__WHAT IS BEING ASKED__:
Every entry below should be repeated exactly; the pictures should not.

__EXTRACTED ENTRIES__:
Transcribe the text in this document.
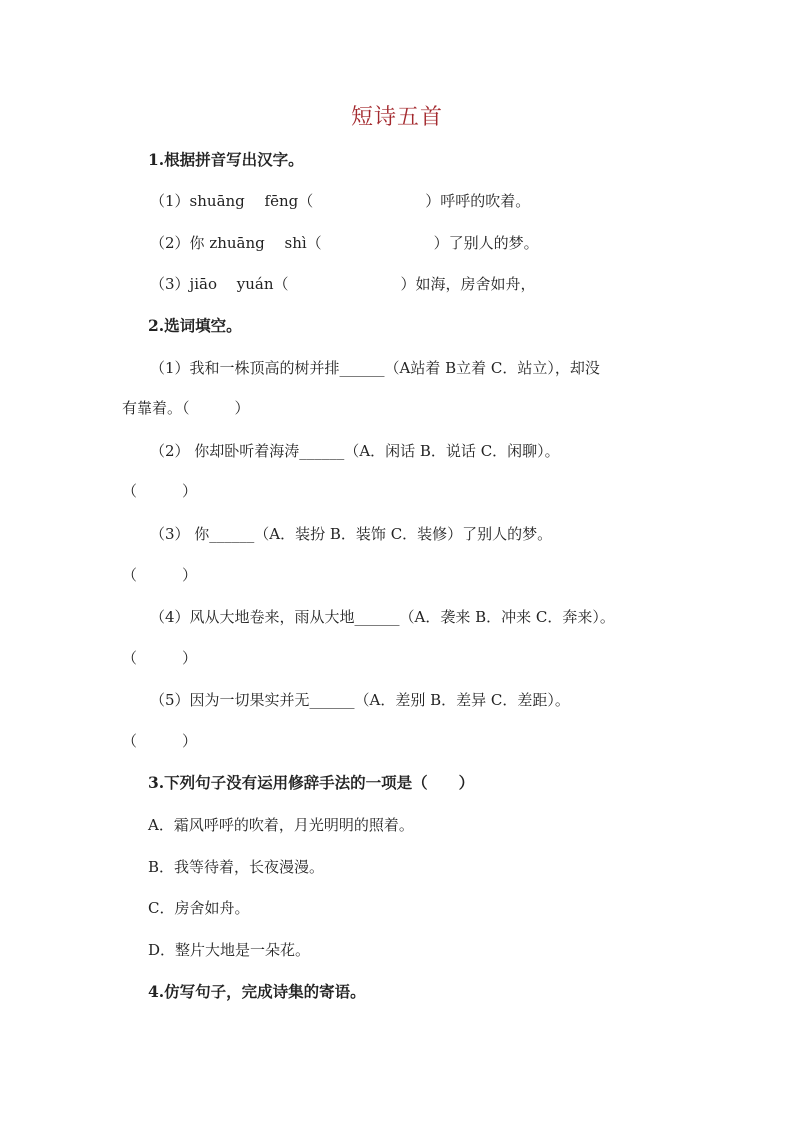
短诗五首
1.根据拼音写出汉字。
（1）shuāng　 fēng（	）呼呼的吹着。
（2）你 zhuāng　 shì（	）了别人的梦。
（3）jiāo　 yuán（	）如海，房舍如舟，
2.选词填空。
（1）我和一株顶高的树并排______（A站着 B立着 C．站立），却没
有靠着。（　　　）
（2） 你却卧听着海涛______（A．闲话 B．说话 C．闲聊）。
（　　　）
（3） 你______（A．装扮 B．装饰 C．装修）了别人的梦。
（　　　）
（4）风从大地卷来，雨从大地______（A．袭来 B．冲来 C．奔来）。
（　　　）
（5）因为一切果实并无______（A．差别 B．差异 C．差距）。
（　　　）
3.下列句子没有运用修辞手法的一项是（　　）
A．霜风呼呼的吹着，月光明明的照着。
B．我等待着，长夜漫漫。
C．房舍如舟。
D．整片大地是一朵花。
4.仿写句子，完成诗集的寄语。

__RESPONSE TO THIS EXERCISE__:
Transcribe the text in this document.
短诗五首
1.根据拼音写出汉字。
（1）shuāng　 fēng（	）呼呼的吹着。
（2）你 zhuāng　 shì（	）了别人的梦。
（3）jiāo　 yuán（	）如海，房舍如舟，
2.选词填空。
（1）我和一株顶高的树并排______（A站着 B立着 C．站立），却没
有靠着。（　　　）
（2） 你却卧听着海涛______（A．闲话 B．说话 C．闲聊）。
（　　　）
（3） 你______（A．装扮 B．装饰 C．装修）了别人的梦。
（　　　）
（4）风从大地卷来，雨从大地______（A．袭来 B．冲来 C．奔来）。
（　　　）
（5）因为一切果实并无______（A．差别 B．差异 C．差距）。
（　　　）
3.下列句子没有运用修辞手法的一项是（　　）
A．霜风呼呼的吹着，月光明明的照着。
B．我等待着，长夜漫漫。
C．房舍如舟。
D．整片大地是一朵花。
4.仿写句子，完成诗集的寄语。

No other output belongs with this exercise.